● Task prompt: Identify every line containing the word "period" and reproduce each one.

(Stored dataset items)
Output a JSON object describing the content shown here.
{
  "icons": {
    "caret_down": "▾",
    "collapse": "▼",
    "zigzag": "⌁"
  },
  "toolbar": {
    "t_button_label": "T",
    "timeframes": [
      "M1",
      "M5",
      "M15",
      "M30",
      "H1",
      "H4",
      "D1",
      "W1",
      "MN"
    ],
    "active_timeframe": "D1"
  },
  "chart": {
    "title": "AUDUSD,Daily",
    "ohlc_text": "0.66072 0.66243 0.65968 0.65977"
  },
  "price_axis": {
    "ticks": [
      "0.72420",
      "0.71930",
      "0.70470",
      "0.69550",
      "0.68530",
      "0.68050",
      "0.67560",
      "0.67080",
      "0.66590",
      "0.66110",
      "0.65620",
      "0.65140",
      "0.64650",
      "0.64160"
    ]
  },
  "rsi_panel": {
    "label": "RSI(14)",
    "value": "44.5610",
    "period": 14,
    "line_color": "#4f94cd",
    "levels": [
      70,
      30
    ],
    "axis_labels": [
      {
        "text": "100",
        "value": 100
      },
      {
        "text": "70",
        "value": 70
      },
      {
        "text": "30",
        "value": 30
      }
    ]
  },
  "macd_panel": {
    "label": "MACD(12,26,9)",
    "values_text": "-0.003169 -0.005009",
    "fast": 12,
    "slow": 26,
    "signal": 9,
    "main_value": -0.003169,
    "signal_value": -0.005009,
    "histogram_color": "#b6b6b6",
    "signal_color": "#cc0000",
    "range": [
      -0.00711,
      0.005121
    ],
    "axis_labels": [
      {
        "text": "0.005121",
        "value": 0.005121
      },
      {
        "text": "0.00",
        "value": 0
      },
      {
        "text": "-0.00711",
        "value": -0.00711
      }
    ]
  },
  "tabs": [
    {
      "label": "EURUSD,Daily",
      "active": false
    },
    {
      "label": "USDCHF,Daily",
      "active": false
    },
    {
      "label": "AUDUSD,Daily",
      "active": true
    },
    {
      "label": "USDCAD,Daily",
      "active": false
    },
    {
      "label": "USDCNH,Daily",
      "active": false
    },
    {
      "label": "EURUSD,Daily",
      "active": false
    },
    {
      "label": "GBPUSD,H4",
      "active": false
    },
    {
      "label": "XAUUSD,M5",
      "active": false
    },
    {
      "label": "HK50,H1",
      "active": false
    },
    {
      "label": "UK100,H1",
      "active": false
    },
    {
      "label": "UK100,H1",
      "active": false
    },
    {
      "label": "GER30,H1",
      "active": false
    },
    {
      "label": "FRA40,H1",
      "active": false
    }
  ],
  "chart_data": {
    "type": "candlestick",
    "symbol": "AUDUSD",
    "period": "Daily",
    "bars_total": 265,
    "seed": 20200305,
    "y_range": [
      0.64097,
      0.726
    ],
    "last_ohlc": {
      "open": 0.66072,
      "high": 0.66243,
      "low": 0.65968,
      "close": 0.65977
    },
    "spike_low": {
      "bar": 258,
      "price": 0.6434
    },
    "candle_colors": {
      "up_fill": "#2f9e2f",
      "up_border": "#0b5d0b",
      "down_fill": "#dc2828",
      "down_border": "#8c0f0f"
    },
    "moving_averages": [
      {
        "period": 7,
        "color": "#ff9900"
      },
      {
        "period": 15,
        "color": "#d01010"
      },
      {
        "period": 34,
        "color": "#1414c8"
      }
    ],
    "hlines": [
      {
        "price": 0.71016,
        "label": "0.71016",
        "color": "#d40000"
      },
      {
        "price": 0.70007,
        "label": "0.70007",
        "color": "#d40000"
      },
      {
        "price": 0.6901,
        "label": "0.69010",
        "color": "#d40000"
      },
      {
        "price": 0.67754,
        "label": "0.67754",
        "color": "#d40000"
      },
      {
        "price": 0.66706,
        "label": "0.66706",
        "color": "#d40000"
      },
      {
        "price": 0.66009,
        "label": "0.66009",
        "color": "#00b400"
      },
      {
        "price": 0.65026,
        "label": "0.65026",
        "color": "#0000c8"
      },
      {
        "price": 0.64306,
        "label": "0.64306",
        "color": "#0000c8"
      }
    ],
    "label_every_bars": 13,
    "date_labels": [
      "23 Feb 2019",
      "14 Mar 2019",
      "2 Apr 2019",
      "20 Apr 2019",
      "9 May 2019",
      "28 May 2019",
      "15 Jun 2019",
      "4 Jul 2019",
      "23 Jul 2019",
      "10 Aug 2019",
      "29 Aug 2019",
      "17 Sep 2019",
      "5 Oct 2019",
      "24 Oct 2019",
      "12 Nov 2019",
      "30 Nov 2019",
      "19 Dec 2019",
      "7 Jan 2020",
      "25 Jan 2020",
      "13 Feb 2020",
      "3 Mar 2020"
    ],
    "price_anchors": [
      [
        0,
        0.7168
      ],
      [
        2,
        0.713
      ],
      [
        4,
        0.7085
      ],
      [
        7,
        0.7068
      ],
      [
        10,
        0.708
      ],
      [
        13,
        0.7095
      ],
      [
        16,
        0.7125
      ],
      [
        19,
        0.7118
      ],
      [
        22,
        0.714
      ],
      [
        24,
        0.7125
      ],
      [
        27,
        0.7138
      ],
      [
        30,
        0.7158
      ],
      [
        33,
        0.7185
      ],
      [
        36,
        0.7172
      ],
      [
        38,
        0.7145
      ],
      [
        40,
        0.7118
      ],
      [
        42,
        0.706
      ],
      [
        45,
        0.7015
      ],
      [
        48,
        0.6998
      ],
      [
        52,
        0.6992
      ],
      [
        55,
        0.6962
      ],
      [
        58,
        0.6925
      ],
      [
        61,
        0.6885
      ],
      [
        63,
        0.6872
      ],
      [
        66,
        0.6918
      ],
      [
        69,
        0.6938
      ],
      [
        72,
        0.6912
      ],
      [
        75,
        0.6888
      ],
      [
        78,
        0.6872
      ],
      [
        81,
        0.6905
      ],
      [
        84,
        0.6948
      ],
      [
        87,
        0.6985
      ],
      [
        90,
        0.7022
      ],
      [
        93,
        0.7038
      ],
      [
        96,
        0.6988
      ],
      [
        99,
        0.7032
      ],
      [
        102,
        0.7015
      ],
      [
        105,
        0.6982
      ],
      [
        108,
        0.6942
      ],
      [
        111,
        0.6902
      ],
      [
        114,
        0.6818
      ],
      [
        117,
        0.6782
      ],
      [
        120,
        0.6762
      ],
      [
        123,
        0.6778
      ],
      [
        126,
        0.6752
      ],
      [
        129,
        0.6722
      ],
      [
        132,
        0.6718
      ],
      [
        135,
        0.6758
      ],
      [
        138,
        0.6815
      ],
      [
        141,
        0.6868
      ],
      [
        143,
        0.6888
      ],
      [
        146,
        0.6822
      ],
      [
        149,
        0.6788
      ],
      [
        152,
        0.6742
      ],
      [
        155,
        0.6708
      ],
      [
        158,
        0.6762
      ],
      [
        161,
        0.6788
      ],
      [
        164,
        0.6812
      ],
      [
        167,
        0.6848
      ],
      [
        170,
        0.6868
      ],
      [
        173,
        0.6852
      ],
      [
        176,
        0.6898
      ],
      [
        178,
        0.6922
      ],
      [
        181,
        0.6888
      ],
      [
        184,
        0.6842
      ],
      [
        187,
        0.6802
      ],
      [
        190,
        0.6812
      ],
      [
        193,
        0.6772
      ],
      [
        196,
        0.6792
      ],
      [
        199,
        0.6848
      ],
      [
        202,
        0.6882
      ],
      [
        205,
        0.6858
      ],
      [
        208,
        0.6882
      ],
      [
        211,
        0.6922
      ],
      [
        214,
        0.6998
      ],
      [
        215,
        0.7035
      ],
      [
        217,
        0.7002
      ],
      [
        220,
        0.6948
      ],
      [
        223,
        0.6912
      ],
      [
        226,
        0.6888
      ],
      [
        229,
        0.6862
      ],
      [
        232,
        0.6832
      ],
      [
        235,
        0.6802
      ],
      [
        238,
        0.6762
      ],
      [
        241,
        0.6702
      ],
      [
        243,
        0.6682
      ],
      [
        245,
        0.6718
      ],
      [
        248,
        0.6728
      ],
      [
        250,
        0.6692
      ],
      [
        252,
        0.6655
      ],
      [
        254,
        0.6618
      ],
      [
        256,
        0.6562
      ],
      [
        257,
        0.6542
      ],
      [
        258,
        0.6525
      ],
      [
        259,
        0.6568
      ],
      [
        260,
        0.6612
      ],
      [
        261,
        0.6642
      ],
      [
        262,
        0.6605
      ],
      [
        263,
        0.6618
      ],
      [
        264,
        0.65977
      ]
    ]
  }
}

● Solution below:
    "period": 14,
    "period": "Daily",
        "period": 7,
        "period": 15,
        "period": 34,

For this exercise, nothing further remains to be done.